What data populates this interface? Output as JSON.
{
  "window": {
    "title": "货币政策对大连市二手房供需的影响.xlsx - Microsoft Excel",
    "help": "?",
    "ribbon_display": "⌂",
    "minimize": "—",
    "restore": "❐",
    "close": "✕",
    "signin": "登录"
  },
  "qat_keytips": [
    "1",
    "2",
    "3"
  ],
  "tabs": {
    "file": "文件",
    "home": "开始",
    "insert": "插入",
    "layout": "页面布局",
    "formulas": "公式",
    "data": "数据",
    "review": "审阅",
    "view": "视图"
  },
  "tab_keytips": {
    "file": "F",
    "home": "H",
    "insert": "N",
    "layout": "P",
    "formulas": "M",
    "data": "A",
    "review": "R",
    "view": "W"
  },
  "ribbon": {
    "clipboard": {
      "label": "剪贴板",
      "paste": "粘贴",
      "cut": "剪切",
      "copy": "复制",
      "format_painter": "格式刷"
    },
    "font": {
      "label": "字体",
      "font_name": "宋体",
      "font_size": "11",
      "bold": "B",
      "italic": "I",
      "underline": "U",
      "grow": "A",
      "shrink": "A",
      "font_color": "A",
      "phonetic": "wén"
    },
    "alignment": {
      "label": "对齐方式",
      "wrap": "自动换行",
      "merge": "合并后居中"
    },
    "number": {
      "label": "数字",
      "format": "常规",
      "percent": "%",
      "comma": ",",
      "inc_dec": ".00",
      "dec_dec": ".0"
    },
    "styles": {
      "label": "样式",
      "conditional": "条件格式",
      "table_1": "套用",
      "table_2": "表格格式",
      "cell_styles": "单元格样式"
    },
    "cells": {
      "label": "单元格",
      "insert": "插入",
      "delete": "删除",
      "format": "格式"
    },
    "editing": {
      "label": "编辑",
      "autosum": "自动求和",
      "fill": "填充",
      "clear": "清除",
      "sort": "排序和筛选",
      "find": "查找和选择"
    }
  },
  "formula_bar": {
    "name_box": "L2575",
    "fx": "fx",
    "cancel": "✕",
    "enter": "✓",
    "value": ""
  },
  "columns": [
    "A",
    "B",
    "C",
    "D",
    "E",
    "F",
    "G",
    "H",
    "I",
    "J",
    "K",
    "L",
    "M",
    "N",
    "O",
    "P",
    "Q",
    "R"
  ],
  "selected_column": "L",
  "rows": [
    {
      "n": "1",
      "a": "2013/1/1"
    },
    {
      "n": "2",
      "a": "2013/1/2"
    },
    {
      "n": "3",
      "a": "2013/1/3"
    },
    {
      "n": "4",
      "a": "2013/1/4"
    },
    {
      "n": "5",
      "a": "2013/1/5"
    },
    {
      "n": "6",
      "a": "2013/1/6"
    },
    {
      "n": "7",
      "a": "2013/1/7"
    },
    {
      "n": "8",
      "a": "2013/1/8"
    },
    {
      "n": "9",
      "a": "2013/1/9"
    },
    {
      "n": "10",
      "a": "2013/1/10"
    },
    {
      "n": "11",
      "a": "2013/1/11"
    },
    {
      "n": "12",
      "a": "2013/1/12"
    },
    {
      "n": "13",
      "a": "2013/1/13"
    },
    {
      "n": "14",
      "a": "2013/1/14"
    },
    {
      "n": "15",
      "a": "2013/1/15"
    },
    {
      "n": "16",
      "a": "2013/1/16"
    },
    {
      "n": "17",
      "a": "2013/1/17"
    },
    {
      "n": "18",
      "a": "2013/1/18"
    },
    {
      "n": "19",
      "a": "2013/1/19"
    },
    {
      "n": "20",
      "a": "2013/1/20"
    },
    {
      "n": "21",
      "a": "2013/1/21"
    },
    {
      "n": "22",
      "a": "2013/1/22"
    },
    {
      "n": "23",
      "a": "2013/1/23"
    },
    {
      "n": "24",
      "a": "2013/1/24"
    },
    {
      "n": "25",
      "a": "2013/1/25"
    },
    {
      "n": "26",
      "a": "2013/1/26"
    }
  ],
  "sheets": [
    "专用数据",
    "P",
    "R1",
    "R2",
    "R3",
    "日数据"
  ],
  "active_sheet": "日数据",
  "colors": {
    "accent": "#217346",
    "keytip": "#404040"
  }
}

● **The request**
Note how many lines of the material contain the string "label". Then report that number by itself.

● **Correct output**
7